◆ TASK BRIEF ◆
List all lines of the data that include the string "Keanggotaan".

[Start PROVIDED MATERIAL]

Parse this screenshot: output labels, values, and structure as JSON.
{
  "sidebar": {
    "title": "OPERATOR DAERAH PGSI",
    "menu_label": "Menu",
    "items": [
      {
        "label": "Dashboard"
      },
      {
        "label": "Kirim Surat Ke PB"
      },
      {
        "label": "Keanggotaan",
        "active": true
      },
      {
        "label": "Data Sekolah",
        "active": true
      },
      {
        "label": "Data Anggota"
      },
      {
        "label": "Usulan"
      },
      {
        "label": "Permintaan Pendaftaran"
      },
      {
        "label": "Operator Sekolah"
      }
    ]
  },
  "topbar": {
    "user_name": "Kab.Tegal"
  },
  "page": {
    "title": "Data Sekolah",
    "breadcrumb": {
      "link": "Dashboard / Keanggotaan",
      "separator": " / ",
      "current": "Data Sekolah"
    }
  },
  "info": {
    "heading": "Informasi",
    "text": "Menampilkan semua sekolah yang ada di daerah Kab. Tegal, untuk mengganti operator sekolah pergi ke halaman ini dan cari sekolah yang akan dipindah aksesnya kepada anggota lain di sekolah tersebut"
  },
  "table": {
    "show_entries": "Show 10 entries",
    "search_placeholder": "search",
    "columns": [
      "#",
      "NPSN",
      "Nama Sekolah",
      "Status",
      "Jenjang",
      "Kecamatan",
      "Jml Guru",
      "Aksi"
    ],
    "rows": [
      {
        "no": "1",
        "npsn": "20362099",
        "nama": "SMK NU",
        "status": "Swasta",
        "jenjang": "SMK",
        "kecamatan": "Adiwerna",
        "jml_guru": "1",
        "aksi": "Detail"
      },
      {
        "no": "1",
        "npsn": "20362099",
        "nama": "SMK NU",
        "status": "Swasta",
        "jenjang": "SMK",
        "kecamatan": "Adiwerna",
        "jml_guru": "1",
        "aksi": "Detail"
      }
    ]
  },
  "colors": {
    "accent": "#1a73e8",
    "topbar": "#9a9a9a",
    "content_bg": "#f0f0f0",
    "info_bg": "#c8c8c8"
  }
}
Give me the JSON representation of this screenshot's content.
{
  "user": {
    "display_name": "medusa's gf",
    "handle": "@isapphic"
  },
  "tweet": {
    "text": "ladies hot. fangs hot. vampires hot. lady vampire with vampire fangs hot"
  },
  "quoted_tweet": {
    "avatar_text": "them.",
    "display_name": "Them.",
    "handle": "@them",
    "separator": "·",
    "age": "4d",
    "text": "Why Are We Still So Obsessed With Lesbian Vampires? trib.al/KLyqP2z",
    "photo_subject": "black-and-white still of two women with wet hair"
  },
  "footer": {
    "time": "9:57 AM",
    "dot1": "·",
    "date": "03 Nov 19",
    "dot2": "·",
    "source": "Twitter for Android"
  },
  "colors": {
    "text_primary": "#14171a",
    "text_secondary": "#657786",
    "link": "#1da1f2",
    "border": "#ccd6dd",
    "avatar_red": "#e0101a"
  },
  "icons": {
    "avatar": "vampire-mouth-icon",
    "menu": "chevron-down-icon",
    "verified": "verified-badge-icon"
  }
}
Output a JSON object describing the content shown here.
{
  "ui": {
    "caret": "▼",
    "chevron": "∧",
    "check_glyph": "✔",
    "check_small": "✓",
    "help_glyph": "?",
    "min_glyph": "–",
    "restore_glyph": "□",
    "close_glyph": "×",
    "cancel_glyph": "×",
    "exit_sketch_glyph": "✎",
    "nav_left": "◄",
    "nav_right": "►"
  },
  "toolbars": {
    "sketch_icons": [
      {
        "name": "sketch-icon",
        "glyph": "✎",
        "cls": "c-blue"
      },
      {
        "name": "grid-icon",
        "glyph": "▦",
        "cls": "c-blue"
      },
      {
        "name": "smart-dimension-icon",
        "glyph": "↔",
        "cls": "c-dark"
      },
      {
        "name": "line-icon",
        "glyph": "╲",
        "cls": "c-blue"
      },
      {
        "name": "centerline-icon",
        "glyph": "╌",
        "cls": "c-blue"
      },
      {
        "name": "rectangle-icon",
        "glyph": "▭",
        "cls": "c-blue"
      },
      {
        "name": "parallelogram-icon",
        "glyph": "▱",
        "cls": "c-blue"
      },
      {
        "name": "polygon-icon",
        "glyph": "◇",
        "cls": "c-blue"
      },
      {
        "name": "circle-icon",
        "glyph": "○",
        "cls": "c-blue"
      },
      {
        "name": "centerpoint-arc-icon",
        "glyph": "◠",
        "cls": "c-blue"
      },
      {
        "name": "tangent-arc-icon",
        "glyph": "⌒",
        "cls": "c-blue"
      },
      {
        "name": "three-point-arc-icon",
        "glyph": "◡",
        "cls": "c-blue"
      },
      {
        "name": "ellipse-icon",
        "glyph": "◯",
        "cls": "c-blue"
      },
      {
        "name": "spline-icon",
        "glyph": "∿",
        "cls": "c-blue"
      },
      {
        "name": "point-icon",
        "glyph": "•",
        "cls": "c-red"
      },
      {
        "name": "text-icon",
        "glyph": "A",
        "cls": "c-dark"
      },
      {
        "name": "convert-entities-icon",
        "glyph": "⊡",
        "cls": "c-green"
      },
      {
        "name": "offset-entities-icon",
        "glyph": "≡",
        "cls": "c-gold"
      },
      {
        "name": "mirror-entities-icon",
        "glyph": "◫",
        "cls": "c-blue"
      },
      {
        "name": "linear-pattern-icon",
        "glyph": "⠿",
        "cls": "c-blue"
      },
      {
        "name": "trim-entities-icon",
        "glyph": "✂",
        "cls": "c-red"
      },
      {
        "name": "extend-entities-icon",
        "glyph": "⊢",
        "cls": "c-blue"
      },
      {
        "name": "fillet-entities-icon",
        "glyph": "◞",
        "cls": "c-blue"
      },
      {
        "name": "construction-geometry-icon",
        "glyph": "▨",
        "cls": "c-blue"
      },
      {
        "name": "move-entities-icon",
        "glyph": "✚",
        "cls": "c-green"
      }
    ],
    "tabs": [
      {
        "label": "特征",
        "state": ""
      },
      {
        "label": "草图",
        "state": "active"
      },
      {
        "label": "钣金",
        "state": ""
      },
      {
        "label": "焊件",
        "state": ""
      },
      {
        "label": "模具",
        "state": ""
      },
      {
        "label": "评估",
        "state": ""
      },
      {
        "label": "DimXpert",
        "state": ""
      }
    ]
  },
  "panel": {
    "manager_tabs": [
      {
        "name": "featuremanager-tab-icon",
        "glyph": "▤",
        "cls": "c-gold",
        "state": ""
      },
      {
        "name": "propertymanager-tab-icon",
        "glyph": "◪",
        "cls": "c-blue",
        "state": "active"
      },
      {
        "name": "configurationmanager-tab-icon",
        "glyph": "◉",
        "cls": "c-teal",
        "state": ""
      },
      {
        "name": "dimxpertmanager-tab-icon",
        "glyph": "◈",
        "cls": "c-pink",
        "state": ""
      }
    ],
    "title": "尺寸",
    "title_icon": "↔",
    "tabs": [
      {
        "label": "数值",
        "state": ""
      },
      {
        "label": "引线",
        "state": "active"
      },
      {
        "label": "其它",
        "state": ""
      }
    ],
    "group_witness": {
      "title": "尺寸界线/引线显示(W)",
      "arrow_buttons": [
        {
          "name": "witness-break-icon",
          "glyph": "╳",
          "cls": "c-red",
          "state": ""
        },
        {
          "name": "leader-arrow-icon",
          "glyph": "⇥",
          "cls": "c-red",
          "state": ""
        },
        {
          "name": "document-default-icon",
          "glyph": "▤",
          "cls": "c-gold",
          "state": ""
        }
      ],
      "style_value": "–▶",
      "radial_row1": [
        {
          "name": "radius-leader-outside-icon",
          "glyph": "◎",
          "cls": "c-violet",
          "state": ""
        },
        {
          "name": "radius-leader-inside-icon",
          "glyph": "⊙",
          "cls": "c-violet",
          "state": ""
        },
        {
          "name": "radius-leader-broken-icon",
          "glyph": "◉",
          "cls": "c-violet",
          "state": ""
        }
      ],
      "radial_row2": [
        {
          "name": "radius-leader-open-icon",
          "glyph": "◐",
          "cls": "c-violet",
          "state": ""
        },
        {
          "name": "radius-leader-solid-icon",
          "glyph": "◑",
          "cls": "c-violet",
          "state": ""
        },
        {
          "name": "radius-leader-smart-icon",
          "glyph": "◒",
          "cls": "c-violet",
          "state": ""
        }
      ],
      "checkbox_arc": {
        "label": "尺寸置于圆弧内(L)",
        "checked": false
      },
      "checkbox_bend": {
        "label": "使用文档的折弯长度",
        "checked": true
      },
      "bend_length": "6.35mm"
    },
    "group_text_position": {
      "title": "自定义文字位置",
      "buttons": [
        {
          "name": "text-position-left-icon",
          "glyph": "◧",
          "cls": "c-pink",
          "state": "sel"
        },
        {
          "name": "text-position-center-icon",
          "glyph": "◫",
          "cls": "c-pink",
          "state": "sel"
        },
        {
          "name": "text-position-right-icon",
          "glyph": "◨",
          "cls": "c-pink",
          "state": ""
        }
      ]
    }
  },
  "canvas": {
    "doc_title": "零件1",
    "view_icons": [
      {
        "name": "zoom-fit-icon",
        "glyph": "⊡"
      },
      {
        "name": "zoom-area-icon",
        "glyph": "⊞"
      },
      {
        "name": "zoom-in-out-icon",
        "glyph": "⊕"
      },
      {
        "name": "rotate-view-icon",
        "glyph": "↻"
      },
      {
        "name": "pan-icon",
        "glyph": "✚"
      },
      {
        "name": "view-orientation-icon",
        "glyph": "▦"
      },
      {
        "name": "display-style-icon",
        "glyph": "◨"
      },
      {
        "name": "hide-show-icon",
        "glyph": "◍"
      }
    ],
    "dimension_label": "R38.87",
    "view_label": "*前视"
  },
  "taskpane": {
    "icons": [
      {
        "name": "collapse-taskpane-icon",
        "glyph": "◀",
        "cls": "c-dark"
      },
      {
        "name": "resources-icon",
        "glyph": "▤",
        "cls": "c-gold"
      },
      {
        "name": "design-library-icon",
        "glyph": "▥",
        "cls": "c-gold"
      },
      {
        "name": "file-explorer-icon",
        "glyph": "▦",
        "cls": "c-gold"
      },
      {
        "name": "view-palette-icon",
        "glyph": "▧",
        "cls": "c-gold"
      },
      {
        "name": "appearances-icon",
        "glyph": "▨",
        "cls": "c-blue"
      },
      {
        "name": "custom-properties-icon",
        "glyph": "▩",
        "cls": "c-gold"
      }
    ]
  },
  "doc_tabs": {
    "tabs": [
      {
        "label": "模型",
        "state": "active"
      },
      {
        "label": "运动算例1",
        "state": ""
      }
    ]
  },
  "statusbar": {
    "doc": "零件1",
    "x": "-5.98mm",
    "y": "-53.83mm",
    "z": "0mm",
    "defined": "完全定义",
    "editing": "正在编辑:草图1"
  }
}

[End PROVIDED MATERIAL]

◆ FINISHED TASK ◆
        "label": "Keanggotaan",
      "link": "Dashboard / Keanggotaan",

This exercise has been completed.